→ **REQUEST**:
Each entry below must be repeated word for word.

→ **INFORMATION SHOWN**:
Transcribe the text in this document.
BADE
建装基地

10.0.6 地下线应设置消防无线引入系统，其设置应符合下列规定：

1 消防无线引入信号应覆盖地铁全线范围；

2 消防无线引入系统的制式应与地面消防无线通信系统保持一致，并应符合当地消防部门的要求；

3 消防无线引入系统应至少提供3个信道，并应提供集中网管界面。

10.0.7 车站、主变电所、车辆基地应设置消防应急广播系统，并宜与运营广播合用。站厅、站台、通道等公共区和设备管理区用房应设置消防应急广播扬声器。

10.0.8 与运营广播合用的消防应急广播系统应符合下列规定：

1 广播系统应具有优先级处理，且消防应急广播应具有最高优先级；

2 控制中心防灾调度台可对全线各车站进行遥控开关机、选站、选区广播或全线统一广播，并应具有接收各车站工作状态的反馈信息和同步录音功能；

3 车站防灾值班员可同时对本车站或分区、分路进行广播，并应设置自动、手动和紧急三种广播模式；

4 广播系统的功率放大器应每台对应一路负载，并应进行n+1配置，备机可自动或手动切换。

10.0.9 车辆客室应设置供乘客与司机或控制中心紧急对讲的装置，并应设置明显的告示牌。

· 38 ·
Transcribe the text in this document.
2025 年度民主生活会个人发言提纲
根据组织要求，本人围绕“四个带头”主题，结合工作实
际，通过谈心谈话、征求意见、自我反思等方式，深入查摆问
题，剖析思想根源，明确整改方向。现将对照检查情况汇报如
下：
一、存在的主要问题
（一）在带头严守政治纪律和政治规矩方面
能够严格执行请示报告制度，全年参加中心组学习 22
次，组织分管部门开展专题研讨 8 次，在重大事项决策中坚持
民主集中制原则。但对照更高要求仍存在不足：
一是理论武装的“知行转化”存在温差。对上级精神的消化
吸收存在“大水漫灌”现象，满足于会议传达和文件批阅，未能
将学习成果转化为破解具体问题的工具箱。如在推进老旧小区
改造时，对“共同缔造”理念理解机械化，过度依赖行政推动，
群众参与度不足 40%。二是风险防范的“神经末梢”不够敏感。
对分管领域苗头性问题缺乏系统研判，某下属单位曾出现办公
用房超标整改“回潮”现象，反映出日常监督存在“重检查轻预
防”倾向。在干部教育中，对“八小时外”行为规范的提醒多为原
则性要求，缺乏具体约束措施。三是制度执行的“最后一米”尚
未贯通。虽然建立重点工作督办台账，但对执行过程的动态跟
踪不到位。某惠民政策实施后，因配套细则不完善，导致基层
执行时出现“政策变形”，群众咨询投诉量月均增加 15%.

→ **SOLUTION**:
Transcribe the text in this document.
BADE
建装基地

10.0.6 地下线应设置消防无线引入系统，其设置应符合下列规定：

1 消防无线引入信号应覆盖地铁全线范围；

2 消防无线引入系统的制式应与地面消防无线通信系统保持一致，并应符合当地消防部门的要求；

3 消防无线引入系统应至少提供3个信道，并应提供集中网管界面。

10.0.7 车站、主变电所、车辆基地应设置消防应急广播系统，并宜与运营广播合用。站厅、站台、通道等公共区和设备管理区用房应设置消防应急广播扬声器。

10.0.8 与运营广播合用的消防应急广播系统应符合下列规定：

1 广播系统应具有优先级处理，且消防应急广播应具有最高优先级；

2 控制中心防灾调度台可对全线各车站进行遥控开关机、选站、选区广播或全线统一广播，并应具有接收各车站工作状态的反馈信息和同步录音功能；

3 车站防灾值班员可同时对本车站或分区、分路进行广播，并应设置自动、手动和紧急三种广播模式；

4 广播系统的功率放大器应每台对应一路负载，并应进行n+1配置，备机可自动或手动切换。

10.0.9 车辆客室应设置供乘客与司机或控制中心紧急对讲的装置，并应设置明显的告示牌。

· 38 ·
Transcribe the text in this document.
2025 年度民主生活会个人发言提纲
根据组织要求，本人围绕“四个带头”主题，结合工作实
际，通过谈心谈话、征求意见、自我反思等方式，深入查摆问
题，剖析思想根源，明确整改方向。现将对照检查情况汇报如
下：
一、存在的主要问题
（一）在带头严守政治纪律和政治规矩方面
能够严格执行请示报告制度，全年参加中心组学习 22
次，组织分管部门开展专题研讨 8 次，在重大事项决策中坚持
民主集中制原则。但对照更高要求仍存在不足：
一是理论武装的“知行转化”存在温差。对上级精神的消化
吸收存在“大水漫灌”现象，满足于会议传达和文件批阅，未能
将学习成果转化为破解具体问题的工具箱。如在推进老旧小区
改造时，对“共同缔造”理念理解机械化，过度依赖行政推动，
群众参与度不足 40%。二是风险防范的“神经末梢”不够敏感。
对分管领域苗头性问题缺乏系统研判，某下属单位曾出现办公
用房超标整改“回潮”现象，反映出日常监督存在“重检查轻预
防”倾向。在干部教育中，对“八小时外”行为规范的提醒多为原
则性要求，缺乏具体约束措施。三是制度执行的“最后一米”尚
未贯通。虽然建立重点工作督办台账，但对执行过程的动态跟
踪不到位。某惠民政策实施后，因配套细则不完善，导致基层
执行时出现“政策变形”，群众咨询投诉量月均增加 15%.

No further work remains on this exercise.